◆ Stated goal: Copy these lines without any changes, starting at the line that contains "persons-up-button[interactable]: ▲ —" and ending with the line that contains "surname-label: Příjmení —".

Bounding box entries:

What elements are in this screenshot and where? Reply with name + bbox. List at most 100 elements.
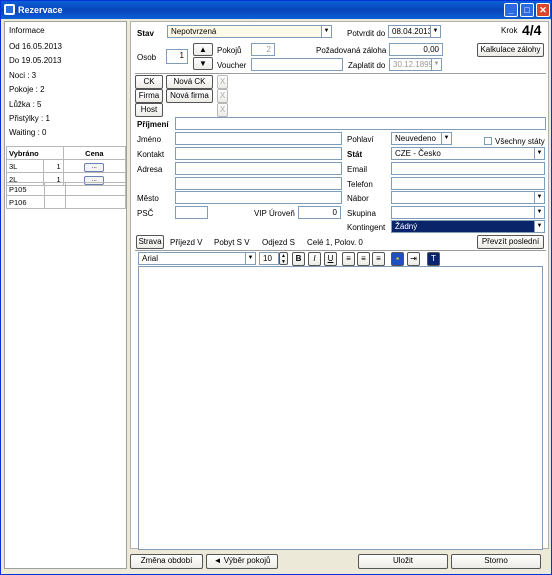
persons-up-button[interactable]: ▲ — [193, 43, 213, 56]
price-button[interactable]: ... — [84, 162, 105, 172]
state-value: CZE - Česko — [395, 149, 441, 158]
ck-button[interactable]: CK — [135, 75, 163, 89]
notes-editor[interactable] — [138, 266, 543, 550]
gender-value: Neuvedeno — [395, 134, 436, 143]
divider — [135, 250, 546, 251]
board-button[interactable]: Strava — [136, 235, 164, 249]
company-button[interactable]: Firma — [135, 89, 163, 103]
table-row[interactable]: 3L 1... — [6, 159, 127, 173]
window-title: Rezervace — [18, 5, 63, 15]
close-icon[interactable]: ✕ — [536, 3, 550, 17]
surname-label: Příjmení — [137, 120, 169, 129]
info-nights: Noci : 3 — [9, 71, 37, 80]
confirm-by-value: 08.04.2013 — [392, 27, 433, 36]
divider — [135, 73, 546, 74]
font-size-spinner[interactable]: ▲ ▼ — [279, 252, 288, 265]
contact-label: Kontakt — [137, 150, 165, 159]
pay-by-date[interactable]: 30.12.1899 ▼ — [389, 58, 442, 71]
persons-field[interactable]: 1 — [166, 49, 188, 64]
info-to: Do 19.05.2013 — [9, 56, 62, 65]
vip-field[interactable]: 0 — [298, 206, 341, 219]
chevron-down-icon: ▼ — [534, 221, 544, 232]
persons-down-button[interactable]: ▼ — [193, 57, 213, 70]
step-value: 4/4 — [522, 22, 542, 38]
chevron-down-icon: ▼ — [534, 192, 544, 203]
phone-field[interactable] — [391, 177, 545, 190]
cancel-button[interactable]: Storno — [451, 554, 541, 569]
voucher-field[interactable] — [251, 58, 343, 71]
bullets-icon[interactable]: ▪ — [391, 252, 404, 266]
minimize-icon[interactable]: _ — [504, 3, 518, 17]
col-price: Cena — [62, 146, 127, 160]
chevron-down-icon: ▼ — [245, 253, 255, 264]
select-rooms-button[interactable]: ◄ Výběr pokojů — [206, 554, 278, 569]
bold-button[interactable]: B — [292, 252, 305, 266]
align-right-icon[interactable]: ≡ — [372, 252, 385, 266]
contact-field[interactable] — [175, 147, 342, 160]
new-company-button[interactable]: Nová firma — [166, 89, 213, 103]
chevron-down-icon: ▼ — [441, 133, 451, 144]
address-label: Adresa — [137, 165, 163, 174]
font-size-field[interactable]: 10 — [259, 252, 279, 265]
align-center-icon[interactable]: ≡ — [357, 252, 370, 266]
departure-text: Odjezd S — [262, 238, 295, 247]
room-list: P105 P106 — [6, 182, 126, 209]
list-item[interactable]: P106 — [6, 195, 126, 209]
chevron-down-icon: ▼ — [534, 148, 544, 159]
all-states-checkbox[interactable] — [484, 137, 492, 145]
rooms-label: Pokojů — [217, 46, 242, 55]
align-left-icon[interactable]: ≡ — [342, 252, 355, 266]
persons-label: Osob — [137, 53, 157, 62]
text-color-icon[interactable]: T — [427, 252, 440, 266]
italic-button[interactable]: I — [308, 252, 321, 266]
change-period-button[interactable]: Změna období — [130, 554, 203, 569]
pay-by-label: Zaplatit do — [348, 61, 386, 70]
clear-ck-button[interactable]: X — [217, 75, 228, 89]
font-select[interactable]: Arial ▼ — [138, 252, 256, 265]
reservation-form: Stav Nepotvrzená ▼ Potvrdit do 08.04.2013… — [130, 21, 549, 550]
info-waiting: Waiting : 0 — [9, 128, 47, 137]
email-field[interactable] — [391, 162, 545, 175]
arrow-left-icon: ◄ — [213, 556, 224, 565]
quota-select[interactable]: Žádný ▼ — [391, 220, 545, 233]
state-select[interactable]: CZE - Česko ▼ — [391, 147, 545, 160]
info-rooms: Pokoje : 2 — [9, 85, 45, 94]
guest-button[interactable]: Host — [135, 103, 163, 117]
take-last-button[interactable]: Převzít poslední — [477, 235, 544, 249]
city-field[interactable] — [175, 191, 342, 204]
vip-label: VIP Úroveň — [254, 209, 295, 218]
board-summary: Celé 1, Polov. 0 — [307, 238, 363, 247]
status-select[interactable]: Nepotvrzená ▼ — [167, 25, 332, 38]
indent-icon[interactable]: ⇥ — [407, 252, 420, 266]
clear-guest-button[interactable]: X — [217, 103, 228, 117]
address-field-1[interactable] — [175, 162, 342, 175]
recruitment-label: Nábor — [347, 194, 369, 203]
firstname-label: Jméno — [137, 135, 162, 144]
step-label: Krok — [501, 26, 518, 35]
maximize-icon[interactable]: □ — [520, 3, 534, 17]
reservation-window: Rezervace _ □ ✕ Informace Od 16.05.2013 … — [0, 0, 552, 575]
zip-field[interactable] — [175, 206, 208, 219]
list-item[interactable]: P105 — [6, 182, 126, 196]
underline-button[interactable]: U — [324, 252, 337, 266]
save-button[interactable]: Uložit — [358, 554, 448, 569]
recruitment-select[interactable]: ▼ — [391, 191, 545, 204]
firstname-field[interactable] — [175, 132, 342, 145]
row-count: 1 — [42, 159, 64, 173]
deposit-field[interactable]: 0,00 — [389, 43, 443, 56]
select-rooms-label: Výběr pokojů — [223, 556, 271, 565]
confirm-by-date[interactable]: 08.04.2013 ▼ — [388, 25, 441, 38]
address-field-2[interactable] — [175, 177, 342, 190]
group-select[interactable]: ▼ — [391, 206, 545, 219]
gender-select[interactable]: Neuvedeno ▼ — [391, 132, 452, 145]
state-label: Stát — [347, 150, 363, 159]
clear-company-button[interactable]: X — [217, 89, 228, 103]
deposit-calc-button[interactable]: Kalkulace zálohy — [477, 43, 544, 57]
new-ck-button[interactable]: Nová CK — [166, 75, 213, 89]
col-selected: Vybráno — [6, 146, 64, 160]
surname-field[interactable] — [175, 117, 546, 130]
info-panel: Informace Od 16.05.2013 Do 19.05.2013 No… — [4, 21, 127, 569]
info-heading: Informace — [9, 26, 45, 35]
status-label: Stav — [137, 29, 154, 38]
selected-rooms-table: Vybráno Cena 3L 1... 2L 1... — [6, 146, 127, 186]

◆ Complete output:
persons-up-button[interactable]: ▲ — [193, 43, 213, 56]
price-button[interactable]: ... — [84, 162, 105, 172]
state-value: CZE - Česko — [395, 149, 441, 158]
ck-button[interactable]: CK — [135, 75, 163, 89]
notes-editor[interactable] — [138, 266, 543, 550]
gender-value: Neuvedeno — [395, 134, 436, 143]
divider — [135, 250, 546, 251]
board-button[interactable]: Strava — [136, 235, 164, 249]
company-button[interactable]: Firma — [135, 89, 163, 103]
table-row[interactable]: 3L 1... — [6, 159, 127, 173]
window-title: Rezervace — [18, 5, 63, 15]
close-icon[interactable]: ✕ — [536, 3, 550, 17]
surname-label: Příjmení — [137, 120, 169, 129]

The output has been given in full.